◆ **STATED EXERCISE**
How many lines in the entries below include the string "Reconstructed"? Answer with the number only.

◆ **INPUT**
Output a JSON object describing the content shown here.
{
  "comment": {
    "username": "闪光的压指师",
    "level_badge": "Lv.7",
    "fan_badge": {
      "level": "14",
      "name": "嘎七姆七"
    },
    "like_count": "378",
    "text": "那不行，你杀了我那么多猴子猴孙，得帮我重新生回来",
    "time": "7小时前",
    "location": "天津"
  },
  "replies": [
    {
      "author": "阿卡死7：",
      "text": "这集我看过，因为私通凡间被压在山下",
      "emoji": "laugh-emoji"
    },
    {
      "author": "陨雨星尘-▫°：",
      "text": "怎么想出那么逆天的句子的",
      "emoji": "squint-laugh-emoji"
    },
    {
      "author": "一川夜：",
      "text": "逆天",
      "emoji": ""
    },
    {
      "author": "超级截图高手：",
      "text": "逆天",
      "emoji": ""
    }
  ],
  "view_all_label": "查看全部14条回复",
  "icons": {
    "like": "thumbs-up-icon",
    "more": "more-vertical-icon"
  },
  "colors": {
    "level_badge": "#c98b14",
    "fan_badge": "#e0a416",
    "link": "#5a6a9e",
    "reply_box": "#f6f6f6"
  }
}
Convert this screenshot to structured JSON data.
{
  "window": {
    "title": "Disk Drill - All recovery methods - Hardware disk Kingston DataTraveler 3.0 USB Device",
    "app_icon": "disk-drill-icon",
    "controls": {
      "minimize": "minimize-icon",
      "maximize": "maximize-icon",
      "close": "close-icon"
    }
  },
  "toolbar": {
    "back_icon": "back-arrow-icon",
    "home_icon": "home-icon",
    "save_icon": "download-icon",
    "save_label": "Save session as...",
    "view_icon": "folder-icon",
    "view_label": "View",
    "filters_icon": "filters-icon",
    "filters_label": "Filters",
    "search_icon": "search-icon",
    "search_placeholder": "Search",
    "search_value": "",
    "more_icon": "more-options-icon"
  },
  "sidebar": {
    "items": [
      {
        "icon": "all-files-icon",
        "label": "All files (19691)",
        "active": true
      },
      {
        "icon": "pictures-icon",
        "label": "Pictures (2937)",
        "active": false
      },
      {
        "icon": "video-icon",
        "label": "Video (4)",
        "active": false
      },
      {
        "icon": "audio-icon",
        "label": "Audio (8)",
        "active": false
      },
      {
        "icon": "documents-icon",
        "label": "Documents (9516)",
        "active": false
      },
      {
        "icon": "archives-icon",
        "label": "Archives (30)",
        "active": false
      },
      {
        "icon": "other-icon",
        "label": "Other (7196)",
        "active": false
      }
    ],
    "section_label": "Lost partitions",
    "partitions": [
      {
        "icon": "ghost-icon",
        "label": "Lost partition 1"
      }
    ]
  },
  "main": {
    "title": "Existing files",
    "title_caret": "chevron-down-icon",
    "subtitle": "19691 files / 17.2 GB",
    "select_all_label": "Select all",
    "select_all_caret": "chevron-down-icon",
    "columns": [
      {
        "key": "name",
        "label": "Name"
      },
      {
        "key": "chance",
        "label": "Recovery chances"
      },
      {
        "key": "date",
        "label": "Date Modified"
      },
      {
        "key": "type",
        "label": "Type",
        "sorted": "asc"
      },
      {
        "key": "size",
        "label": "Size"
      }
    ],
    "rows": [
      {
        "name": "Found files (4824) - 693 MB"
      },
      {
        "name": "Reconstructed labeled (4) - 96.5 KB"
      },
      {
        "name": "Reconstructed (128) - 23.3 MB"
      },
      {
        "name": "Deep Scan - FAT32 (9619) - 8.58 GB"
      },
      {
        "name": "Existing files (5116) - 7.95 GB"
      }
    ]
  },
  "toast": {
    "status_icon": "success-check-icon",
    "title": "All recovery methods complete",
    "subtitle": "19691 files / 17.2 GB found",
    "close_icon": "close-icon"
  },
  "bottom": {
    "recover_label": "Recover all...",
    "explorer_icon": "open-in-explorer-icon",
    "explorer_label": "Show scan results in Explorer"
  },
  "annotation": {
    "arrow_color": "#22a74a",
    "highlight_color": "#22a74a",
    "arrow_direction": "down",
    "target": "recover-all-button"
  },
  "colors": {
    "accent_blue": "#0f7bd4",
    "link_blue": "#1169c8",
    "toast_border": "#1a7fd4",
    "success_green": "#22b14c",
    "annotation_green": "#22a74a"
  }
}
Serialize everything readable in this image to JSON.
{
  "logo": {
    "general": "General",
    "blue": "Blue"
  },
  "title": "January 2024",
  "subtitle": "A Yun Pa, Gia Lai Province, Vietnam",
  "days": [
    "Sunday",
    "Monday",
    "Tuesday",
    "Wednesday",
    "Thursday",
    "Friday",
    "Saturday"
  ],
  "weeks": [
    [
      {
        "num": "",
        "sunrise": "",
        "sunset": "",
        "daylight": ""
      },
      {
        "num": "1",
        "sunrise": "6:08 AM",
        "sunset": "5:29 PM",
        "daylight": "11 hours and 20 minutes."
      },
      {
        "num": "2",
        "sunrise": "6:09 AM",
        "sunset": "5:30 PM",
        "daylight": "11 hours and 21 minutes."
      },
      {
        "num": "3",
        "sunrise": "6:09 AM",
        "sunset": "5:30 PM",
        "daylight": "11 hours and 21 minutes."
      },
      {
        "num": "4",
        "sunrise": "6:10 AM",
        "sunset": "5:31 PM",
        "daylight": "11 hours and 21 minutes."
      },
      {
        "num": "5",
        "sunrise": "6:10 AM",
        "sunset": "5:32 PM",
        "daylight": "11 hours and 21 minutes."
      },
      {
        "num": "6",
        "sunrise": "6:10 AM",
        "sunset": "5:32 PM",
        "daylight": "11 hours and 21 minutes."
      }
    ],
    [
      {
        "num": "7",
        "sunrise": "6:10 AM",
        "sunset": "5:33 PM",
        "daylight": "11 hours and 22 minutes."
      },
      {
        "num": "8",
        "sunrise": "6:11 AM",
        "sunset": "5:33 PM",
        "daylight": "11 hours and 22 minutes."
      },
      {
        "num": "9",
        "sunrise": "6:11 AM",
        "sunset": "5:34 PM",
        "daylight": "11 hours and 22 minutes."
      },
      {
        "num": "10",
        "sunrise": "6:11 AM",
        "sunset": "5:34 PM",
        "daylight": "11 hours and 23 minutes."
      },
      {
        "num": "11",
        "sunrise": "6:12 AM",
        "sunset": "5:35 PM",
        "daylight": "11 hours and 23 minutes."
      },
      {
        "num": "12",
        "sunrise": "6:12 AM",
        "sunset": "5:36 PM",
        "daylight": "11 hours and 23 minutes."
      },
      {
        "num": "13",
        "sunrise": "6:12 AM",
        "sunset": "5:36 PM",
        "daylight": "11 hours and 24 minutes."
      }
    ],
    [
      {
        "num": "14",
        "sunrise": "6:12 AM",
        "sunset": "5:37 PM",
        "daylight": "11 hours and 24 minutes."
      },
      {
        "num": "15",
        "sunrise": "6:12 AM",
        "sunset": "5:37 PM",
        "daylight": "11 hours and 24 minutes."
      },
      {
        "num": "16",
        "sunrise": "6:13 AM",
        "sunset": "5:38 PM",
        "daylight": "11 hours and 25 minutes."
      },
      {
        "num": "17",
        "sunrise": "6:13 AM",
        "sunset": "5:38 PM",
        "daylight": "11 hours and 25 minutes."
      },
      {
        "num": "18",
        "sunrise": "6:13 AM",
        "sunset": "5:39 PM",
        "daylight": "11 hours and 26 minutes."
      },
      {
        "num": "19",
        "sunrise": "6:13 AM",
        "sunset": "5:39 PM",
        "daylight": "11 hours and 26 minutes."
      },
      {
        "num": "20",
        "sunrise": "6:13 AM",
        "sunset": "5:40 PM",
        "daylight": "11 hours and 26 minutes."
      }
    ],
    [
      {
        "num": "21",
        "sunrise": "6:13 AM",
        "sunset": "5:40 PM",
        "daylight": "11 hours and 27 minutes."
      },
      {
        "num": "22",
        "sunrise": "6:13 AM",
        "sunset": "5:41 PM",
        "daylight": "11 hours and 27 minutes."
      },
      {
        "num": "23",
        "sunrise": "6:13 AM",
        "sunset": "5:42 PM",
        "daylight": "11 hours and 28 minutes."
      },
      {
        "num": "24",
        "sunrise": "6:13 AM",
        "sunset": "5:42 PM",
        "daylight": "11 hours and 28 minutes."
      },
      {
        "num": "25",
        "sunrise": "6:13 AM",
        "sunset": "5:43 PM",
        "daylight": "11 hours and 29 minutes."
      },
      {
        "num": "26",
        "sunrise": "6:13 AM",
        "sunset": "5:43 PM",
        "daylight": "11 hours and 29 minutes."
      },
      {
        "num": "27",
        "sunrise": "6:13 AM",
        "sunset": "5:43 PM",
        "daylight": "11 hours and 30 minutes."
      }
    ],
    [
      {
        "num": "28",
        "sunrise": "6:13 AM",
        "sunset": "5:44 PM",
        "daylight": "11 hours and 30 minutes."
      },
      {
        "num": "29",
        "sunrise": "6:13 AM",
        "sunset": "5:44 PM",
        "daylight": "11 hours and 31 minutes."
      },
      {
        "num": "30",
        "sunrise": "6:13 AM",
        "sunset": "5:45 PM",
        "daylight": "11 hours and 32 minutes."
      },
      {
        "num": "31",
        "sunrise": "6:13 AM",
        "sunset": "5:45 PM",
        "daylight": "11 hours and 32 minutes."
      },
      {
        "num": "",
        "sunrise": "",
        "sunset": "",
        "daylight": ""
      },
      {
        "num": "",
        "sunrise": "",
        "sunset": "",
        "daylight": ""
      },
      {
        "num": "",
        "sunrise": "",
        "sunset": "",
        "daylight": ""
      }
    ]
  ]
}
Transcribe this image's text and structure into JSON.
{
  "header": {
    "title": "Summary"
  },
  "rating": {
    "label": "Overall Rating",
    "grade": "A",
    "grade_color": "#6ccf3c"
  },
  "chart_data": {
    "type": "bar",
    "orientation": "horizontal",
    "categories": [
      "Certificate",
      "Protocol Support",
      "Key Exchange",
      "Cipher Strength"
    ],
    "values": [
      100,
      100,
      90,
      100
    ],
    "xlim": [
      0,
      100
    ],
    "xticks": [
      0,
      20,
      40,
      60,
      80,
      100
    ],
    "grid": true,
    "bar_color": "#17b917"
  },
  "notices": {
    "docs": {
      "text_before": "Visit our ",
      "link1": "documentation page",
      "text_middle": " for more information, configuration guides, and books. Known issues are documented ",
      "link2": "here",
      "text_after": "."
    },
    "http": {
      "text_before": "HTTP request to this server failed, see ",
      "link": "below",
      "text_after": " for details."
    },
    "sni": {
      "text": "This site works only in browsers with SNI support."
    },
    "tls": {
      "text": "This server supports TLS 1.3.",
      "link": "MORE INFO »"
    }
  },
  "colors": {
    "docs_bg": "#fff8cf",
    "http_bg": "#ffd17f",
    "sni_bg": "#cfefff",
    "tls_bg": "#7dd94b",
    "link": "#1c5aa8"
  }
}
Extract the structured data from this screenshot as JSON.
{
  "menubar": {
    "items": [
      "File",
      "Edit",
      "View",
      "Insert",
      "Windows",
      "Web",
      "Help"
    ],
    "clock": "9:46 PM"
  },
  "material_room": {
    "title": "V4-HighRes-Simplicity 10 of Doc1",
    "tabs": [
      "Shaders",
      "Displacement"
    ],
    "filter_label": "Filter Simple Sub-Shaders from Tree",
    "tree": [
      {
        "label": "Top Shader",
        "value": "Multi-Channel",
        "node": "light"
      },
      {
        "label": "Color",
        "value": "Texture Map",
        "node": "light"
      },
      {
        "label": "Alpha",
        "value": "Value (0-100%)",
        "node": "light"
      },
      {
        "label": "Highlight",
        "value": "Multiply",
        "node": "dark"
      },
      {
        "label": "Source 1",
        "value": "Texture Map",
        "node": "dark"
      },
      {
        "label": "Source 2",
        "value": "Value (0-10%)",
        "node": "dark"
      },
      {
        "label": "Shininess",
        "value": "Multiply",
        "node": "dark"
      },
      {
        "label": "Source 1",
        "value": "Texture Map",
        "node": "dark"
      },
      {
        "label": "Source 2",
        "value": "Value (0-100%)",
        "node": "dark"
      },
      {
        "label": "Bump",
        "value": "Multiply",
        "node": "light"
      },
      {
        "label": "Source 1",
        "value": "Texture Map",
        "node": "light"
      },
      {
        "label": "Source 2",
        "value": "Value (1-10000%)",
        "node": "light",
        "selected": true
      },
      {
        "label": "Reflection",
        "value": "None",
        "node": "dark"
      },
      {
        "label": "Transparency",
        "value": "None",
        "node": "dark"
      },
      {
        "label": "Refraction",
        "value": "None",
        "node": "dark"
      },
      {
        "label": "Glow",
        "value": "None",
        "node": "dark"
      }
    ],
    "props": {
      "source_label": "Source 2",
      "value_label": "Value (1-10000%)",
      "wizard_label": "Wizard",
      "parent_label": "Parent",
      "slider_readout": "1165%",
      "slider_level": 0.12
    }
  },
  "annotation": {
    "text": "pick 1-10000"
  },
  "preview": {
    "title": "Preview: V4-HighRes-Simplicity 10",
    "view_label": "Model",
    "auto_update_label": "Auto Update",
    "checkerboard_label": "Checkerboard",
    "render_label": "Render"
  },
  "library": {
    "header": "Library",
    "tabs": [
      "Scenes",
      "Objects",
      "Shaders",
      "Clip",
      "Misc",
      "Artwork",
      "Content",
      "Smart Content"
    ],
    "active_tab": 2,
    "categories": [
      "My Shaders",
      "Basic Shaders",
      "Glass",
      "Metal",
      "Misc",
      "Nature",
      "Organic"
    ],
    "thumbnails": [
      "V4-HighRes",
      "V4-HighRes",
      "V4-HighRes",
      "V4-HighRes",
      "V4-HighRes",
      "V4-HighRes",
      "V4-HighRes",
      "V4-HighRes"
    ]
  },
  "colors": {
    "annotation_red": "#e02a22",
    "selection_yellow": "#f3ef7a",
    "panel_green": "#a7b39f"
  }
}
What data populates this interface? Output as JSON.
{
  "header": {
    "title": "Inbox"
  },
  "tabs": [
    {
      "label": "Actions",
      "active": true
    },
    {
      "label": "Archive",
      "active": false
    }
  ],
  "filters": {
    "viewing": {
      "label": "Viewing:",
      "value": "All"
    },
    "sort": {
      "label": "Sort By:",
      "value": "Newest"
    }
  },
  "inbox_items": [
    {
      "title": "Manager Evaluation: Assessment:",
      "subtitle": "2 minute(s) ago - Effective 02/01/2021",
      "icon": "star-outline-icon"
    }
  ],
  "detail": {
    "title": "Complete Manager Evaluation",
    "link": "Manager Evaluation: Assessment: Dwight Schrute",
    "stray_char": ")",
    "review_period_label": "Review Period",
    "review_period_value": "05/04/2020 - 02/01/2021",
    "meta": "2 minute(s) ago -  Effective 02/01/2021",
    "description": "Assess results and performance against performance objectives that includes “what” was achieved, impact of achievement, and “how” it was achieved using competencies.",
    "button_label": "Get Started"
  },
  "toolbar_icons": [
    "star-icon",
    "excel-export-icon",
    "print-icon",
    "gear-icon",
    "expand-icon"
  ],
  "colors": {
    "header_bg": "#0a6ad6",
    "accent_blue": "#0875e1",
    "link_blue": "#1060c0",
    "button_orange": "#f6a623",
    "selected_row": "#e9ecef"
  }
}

◆ **THE ANSWER**
2